## Required work
**1)** Who are the people who wrote messages in the mailing-list thread about extracting PDF text with Solr? Name each person once.
**2)** Can you carry on the mailing-list thread about extracting PDF text with Solr, starting after its last sentence?

## Supplied text
>> BEGIN
RE: Extracting PDF text/comment/callout/typewriter boxes with Solr CELL/Tika/PDFBox

2010-07-28 Thread David Thibault
Thanks, I'll try that then. I kind of figured that'd be the answer, but after 
fighting with Solr  ExtractingRequestHandler for 2 days I also just wanted to 
be done with it once it started working with 4.0...=)  However, stability would 
be better in the long run.

Best,
Dave

-Original Message-
From: Alessandro Benedetti [mailto:benedetti.ale...@gmail.com] 
Sent: Wednesday, July 28, 2010 9:33 AM
To: solr-user@lucene.apache.org
Subject: Re: Extracting PDF text/comment/callout/typewriter boxes with Solr 
CELL/Tika/PDFBox

In my opinion, the 1.4.1 version with the Patch is more Stable.
Until 4.0 will be released 

2010/7/28 David Thibault dthiba...@esperion.com

 Yesterday I did get this working with version 4.0 from trunk.  I haven't
 fully tested it yet, but the content doesn't come through blank anymore, so
 that's good.  Would it be more stable to stick with 1.4.1 and your patch to
 get to Tika 0.8, or to stick with the 4.0 trunk version?

 Best,
 Dave

 -Original Message-
 From: Tommaso Teofili [mailto:tommaso.teof...@gmail.com]
 Sent: Wednesday, July 28, 2010 3:31 AM
 To: solr-user@lucene.apache.org
 Subject: Re: Extracting PDF text/comment/callout/typewriter boxes with Solr
 CELL/Tika/PDFBox

 I attached a patch for Solr 1.4.1 release on
 https://issues.apache.org/jira/browse/SOLR-1902 that made things work for
 me.
>> END
## Listed entries
>> BEGIN
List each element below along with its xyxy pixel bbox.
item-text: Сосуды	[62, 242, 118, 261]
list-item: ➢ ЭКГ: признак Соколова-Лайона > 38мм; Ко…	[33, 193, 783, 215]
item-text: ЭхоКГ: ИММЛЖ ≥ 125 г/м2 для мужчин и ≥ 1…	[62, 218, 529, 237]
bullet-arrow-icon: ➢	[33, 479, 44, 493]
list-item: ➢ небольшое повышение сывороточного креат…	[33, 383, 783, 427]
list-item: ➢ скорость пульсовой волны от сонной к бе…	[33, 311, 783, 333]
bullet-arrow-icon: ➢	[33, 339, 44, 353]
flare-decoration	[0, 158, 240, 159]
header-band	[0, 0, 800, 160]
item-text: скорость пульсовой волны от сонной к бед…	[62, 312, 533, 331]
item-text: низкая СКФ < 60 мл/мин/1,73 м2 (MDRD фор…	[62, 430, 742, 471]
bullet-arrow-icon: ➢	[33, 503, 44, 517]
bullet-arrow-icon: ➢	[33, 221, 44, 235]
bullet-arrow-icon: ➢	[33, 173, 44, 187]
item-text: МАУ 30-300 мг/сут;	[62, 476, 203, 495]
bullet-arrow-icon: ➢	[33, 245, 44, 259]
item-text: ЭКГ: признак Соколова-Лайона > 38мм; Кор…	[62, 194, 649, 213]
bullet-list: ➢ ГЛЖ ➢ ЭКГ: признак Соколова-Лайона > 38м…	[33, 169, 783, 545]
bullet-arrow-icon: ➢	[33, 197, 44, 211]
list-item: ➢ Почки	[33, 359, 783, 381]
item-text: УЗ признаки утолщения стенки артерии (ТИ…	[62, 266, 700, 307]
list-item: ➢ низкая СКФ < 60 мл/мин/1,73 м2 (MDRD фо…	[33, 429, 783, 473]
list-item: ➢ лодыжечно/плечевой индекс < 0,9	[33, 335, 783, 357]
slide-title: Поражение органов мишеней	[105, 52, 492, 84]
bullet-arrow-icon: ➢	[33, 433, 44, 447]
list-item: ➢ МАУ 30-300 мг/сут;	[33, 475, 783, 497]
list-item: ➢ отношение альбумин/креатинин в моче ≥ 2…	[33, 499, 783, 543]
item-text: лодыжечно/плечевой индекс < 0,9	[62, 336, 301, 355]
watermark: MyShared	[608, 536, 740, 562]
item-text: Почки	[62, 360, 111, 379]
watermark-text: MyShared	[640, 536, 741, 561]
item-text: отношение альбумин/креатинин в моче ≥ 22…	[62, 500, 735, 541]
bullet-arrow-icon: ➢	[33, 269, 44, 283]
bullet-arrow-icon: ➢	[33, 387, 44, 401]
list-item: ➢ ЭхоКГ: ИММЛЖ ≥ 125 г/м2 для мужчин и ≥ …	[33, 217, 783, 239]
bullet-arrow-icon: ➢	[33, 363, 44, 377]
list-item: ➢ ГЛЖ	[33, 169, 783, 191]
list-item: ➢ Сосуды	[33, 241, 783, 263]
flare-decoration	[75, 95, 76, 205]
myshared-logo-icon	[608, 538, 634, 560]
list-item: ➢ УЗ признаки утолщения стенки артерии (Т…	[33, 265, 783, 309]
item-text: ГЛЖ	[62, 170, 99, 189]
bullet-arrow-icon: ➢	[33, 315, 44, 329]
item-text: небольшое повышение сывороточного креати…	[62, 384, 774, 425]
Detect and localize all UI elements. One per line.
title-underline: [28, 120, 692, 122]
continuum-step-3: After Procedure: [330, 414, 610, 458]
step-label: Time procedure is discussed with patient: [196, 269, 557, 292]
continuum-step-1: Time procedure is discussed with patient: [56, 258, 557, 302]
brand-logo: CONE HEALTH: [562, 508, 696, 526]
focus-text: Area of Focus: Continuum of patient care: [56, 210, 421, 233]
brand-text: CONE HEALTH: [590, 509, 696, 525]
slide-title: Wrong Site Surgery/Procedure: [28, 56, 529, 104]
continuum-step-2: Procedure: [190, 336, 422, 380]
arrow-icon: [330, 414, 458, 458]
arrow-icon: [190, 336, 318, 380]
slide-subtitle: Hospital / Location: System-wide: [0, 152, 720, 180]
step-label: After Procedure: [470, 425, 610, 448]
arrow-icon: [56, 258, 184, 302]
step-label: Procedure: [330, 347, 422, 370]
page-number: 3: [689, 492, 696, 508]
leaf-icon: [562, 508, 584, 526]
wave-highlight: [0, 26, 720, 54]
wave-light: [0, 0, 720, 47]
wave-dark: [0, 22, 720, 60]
>> END
## Answers to the tasks
**1)** David Thibault, Alessandro Benedetti, Tommaso Teofili

**2)**
 This strange behaviour for me was due to the fact that I copied the patched
 jars and war inside the dist directory but forgot to update the war inside
 the example/webapps directory (that is inside Jetty).
 Hope this helps.
 Tommaso

 2010/7/27 David Thibault dthiba...@esperion.com

  Alessandro  all,
 
  I was having the same issue with Tika crashing on certain PDFs.  I also
  noticed the bug where no content was extracted after upgrading Tika.
 
  When I went to the SOLR issue you link to below, I applied all the
 patches,
  downloaded the Tika 0.8 jars, restarted tomcat, posted a file via curl,
 and
  got the following error:
  SEVERE: java.lang.NoSuchMethodError:
 
 org.apache.solr.core.SolrResourceLoader.getClassLoader()Ljava/lang/ClassLoader;
  at
 
 org.apache.solr.handler.extraction.ExtractingRequestHandler.inform(ExtractingRequestHandler.java:93)
  at
 
 org.apache.solr.core.RequestHandlers$LazyRequestHandlerWrapper.getWrappedHandler(RequestHandlers.java:244)
  at
 
 org.apache.solr.core.RequestHandlers$LazyRequestHandlerWrapper.handleRequest(RequestHandlers.java:231)
  at org.apache.solr.core.SolrCore.execute(SolrCore.java:1316)
  at
 
 org.apache.solr.servlet.SolrDispatchFilter.execute(SolrDispatchFilter.java:338)
  at
 
 org.apache.solr.servlet.SolrDispatchFilter.doFilter(SolrDispatchFilter.java:241)
  at
 
 org.apache.catalina.core.ApplicationFilterChain.internalDoFilter(ApplicationFilterChain.java:235)
  at
 
 org.apache.catalina.core.ApplicationFilterChain.doFilter(ApplicationFilterChain.java:206)
  at
 
 org.apache.catalina.core.StandardWrapperValve.invoke(StandardWrapperValve.java:233)
  at
 
 org.apache.catalina.core.StandardContextValve.invoke(StandardContextValve.java:191)
  at
 
 org.apache.catalina.core.StandardHostValve.invoke(StandardHostValve.java:127)
  at
 
 org.apache.catalina.valves.ErrorReportValve.invoke(ErrorReportValve.java:102)
  at
 
 org.apache.catalina.core.StandardEngineValve.invoke(StandardEngineValve.java:109)
  at
 
 org.apache.catalina.connector.CoyoteAdapter.service(CoyoteAdapter.java:298)
  at
 
 org.apache.coyote.http11.Http11AprProcessor.process(Http11AprProcessor.java:859)
  at
 
 org.apache.coyote.http11.Http11AprProtocol$Http11ConnectionHandler.process(Http11AprProtocol.java:579)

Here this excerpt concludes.